MATERIAL start

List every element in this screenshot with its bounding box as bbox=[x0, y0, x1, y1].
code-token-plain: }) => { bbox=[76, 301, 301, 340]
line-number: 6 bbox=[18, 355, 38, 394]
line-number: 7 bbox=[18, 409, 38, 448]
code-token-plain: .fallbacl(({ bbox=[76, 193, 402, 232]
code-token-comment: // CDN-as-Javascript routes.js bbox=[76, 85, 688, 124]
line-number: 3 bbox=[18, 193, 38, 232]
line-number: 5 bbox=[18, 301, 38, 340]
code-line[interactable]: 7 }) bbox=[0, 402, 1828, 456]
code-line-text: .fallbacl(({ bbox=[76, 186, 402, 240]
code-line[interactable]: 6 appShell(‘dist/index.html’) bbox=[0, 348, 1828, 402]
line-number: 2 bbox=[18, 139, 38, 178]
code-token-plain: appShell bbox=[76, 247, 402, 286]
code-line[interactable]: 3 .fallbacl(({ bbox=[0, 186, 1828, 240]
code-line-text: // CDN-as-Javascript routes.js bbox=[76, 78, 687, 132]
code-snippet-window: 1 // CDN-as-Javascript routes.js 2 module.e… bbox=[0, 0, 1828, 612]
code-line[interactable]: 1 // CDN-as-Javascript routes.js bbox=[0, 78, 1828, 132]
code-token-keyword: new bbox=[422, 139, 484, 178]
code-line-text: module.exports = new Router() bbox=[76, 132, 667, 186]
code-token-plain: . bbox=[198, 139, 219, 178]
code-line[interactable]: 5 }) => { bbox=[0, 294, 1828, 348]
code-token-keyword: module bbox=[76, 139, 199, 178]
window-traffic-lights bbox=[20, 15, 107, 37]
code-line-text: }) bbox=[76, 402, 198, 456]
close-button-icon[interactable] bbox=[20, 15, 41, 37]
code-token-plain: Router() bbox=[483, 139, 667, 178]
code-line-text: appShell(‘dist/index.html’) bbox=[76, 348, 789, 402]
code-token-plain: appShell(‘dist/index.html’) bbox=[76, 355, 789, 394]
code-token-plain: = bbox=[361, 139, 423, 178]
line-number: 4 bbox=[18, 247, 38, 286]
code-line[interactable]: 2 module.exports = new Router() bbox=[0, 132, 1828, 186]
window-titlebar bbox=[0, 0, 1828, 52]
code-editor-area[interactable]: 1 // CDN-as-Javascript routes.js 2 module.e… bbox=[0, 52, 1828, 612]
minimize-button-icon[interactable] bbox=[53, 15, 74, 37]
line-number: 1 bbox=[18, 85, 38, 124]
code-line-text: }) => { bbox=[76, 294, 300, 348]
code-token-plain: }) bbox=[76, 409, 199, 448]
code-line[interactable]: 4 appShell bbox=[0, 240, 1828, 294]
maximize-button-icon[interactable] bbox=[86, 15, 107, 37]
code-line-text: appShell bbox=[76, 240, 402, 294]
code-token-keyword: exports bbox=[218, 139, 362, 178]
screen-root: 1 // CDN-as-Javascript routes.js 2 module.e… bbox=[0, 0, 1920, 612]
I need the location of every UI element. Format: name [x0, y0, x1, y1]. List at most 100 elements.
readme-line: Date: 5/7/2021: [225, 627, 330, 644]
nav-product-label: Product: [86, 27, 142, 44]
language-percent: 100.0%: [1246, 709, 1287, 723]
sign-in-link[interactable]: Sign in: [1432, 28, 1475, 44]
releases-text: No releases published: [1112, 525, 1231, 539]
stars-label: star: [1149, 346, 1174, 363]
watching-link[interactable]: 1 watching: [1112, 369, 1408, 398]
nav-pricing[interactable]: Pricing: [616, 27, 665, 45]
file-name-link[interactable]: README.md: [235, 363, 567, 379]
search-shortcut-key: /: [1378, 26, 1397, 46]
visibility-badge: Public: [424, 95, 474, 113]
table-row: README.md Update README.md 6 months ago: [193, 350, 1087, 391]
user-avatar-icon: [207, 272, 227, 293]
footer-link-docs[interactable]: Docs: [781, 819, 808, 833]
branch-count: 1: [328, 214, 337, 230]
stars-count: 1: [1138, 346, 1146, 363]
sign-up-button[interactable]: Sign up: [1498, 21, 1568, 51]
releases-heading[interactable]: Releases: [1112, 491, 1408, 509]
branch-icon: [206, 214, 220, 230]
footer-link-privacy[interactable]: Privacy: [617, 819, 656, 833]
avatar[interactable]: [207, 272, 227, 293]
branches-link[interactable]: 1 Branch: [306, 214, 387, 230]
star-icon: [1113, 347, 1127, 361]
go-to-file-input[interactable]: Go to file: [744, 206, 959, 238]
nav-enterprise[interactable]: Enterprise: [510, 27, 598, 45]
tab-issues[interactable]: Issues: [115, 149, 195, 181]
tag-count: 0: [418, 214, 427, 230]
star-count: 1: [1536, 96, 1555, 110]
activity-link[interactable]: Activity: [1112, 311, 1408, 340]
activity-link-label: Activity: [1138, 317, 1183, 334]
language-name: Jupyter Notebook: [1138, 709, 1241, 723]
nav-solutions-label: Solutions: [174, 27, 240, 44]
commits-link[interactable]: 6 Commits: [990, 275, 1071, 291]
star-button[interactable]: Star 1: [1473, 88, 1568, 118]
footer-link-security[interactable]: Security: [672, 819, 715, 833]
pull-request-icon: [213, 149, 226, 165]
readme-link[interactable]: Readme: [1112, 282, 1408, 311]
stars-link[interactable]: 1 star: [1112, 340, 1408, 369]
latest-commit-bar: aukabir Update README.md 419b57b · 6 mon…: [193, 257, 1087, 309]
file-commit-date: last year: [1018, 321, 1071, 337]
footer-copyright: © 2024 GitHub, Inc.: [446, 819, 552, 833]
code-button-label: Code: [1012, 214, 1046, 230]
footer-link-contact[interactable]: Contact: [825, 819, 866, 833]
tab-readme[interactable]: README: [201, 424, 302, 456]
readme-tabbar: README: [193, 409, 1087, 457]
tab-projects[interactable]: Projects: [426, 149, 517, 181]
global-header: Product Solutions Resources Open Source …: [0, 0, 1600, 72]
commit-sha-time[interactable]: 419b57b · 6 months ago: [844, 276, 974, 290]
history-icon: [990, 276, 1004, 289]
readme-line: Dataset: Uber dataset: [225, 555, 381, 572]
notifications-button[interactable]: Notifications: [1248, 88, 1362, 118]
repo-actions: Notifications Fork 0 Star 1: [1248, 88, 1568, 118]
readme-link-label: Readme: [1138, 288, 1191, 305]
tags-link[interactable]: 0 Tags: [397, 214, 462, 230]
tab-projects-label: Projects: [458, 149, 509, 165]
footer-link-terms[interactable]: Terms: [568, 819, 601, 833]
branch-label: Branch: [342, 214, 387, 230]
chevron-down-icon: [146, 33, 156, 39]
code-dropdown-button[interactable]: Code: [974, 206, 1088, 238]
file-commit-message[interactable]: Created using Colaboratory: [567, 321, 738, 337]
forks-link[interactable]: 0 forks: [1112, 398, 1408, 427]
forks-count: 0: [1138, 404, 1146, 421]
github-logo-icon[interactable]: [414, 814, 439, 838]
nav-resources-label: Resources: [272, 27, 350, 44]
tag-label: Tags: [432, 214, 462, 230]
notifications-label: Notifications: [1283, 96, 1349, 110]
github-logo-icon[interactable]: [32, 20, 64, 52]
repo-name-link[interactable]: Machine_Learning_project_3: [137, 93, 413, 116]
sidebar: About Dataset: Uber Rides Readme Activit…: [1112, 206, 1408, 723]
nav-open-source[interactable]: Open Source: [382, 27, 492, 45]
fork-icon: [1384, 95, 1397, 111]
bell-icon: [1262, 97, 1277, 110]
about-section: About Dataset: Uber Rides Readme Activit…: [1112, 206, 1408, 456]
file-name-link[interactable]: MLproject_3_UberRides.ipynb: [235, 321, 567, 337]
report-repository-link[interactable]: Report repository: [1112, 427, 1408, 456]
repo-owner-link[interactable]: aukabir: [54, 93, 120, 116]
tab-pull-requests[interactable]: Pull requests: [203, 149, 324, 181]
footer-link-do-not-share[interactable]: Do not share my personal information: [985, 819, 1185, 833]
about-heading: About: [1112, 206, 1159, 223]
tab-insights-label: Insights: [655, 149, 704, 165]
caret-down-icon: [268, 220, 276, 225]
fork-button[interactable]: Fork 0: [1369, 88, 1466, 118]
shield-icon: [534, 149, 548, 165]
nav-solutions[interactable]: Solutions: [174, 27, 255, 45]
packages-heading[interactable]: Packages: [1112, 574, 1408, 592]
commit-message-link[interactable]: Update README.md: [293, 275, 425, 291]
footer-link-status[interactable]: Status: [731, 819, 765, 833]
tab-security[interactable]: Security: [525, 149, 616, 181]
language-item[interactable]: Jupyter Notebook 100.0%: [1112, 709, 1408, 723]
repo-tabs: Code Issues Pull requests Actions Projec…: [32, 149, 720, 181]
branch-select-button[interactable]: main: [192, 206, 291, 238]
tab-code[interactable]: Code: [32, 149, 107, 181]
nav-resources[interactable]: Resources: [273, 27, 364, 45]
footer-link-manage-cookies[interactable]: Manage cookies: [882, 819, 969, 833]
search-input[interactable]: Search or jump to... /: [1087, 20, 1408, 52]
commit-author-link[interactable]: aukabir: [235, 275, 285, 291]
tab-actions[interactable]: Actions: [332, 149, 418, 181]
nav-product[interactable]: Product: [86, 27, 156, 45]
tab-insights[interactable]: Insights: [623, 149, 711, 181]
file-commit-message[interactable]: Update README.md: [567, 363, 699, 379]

MATERIAL end

● WHAT TO WORK ON:
Can you reproduce the listing above verbatim, from its first line through the line containing "code-line[interactable]: 6 appShell(‘dist/index.html’)", with both of those lines included?

● SOLUTION TO THE EXERCISE:
List every element in this screenshot with its bounding box as bbox=[x0, y0, x1, y1].
code-token-plain: }) => { bbox=[76, 301, 301, 340]
line-number: 6 bbox=[18, 355, 38, 394]
line-number: 7 bbox=[18, 409, 38, 448]
code-token-plain: .fallbacl(({ bbox=[76, 193, 402, 232]
code-token-comment: // CDN-as-Javascript routes.js bbox=[76, 85, 688, 124]
line-number: 3 bbox=[18, 193, 38, 232]
line-number: 5 bbox=[18, 301, 38, 340]
code-line[interactable]: 7 }) bbox=[0, 402, 1828, 456]
code-line-text: .fallbacl(({ bbox=[76, 186, 402, 240]
code-line[interactable]: 6 appShell(‘dist/index.html’) bbox=[0, 348, 1828, 402]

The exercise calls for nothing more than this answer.